▶ [WHAT YOU WILL DO]:
The listing below should be written out exactly; please include all of it.

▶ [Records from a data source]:
━━━
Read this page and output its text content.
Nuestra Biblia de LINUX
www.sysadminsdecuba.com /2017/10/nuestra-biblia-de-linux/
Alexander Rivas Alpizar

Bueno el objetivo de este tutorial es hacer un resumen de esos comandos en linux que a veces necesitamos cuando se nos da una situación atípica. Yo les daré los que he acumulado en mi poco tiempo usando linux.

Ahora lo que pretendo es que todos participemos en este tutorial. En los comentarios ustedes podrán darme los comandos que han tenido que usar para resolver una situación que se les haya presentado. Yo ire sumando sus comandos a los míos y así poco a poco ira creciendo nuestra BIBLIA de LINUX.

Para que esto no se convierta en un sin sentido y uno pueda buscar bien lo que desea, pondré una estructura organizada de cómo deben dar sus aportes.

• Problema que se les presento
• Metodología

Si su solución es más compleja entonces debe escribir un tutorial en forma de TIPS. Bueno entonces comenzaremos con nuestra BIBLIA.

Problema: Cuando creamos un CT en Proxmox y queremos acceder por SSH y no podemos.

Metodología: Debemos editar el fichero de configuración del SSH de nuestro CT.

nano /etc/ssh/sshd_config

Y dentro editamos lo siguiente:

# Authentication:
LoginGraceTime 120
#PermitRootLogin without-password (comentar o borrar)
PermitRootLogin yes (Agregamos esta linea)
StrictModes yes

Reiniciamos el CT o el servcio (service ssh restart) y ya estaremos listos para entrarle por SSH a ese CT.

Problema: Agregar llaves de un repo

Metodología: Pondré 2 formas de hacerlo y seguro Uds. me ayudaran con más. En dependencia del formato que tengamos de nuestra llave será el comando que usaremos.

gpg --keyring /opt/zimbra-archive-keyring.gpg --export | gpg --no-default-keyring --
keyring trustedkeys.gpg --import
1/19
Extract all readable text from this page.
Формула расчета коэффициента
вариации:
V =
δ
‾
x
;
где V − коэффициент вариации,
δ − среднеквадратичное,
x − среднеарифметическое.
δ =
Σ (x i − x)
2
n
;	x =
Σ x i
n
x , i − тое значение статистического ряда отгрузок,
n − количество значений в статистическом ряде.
━━━
▶ [RESPONSE]:
Read this page and output its text content.
Nuestra Biblia de LINUX
www.sysadminsdecuba.com /2017/10/nuestra-biblia-de-linux/
Alexander Rivas Alpizar

Bueno el objetivo de este tutorial es hacer un resumen de esos comandos en linux que a veces necesitamos cuando se nos da una situación atípica. Yo les daré los que he acumulado en mi poco tiempo usando linux.

Ahora lo que pretendo es que todos participemos en este tutorial. En los comentarios ustedes podrán darme los comandos que han tenido que usar para resolver una situación que se les haya presentado. Yo ire sumando sus comandos a los míos y así poco a poco ira creciendo nuestra BIBLIA de LINUX.

Para que esto no se convierta en un sin sentido y uno pueda buscar bien lo que desea, pondré una estructura organizada de cómo deben dar sus aportes.

• Problema que se les presento
• Metodología

Si su solución es más compleja entonces debe escribir un tutorial en forma de TIPS. Bueno entonces comenzaremos con nuestra BIBLIA.

Problema: Cuando creamos un CT en Proxmox y queremos acceder por SSH y no podemos.

Metodología: Debemos editar el fichero de configuración del SSH de nuestro CT.

nano /etc/ssh/sshd_config

Y dentro editamos lo siguiente:

# Authentication:
LoginGraceTime 120
#PermitRootLogin without-password (comentar o borrar)
PermitRootLogin yes (Agregamos esta linea)
StrictModes yes

Reiniciamos el CT o el servcio (service ssh restart) y ya estaremos listos para entrarle por SSH a ese CT.

Problema: Agregar llaves de un repo

Metodología: Pondré 2 formas de hacerlo y seguro Uds. me ayudaran con más. En dependencia del formato que tengamos de nuestra llave será el comando que usaremos.

gpg --keyring /opt/zimbra-archive-keyring.gpg --export | gpg --no-default-keyring --
keyring trustedkeys.gpg --import
1/19
Extract all readable text from this page.
Формула расчета коэффициента
вариации:
V =
δ
‾
x
;
где V − коэффициент вариации,
δ − среднеквадратичное,
x − среднеарифметическое.
δ =
Σ (x i − x)
2
n
;	x =
Σ x i
n
x , i − тое значение статистического ряда отгрузок,
n − количество значений в статистическом ряде.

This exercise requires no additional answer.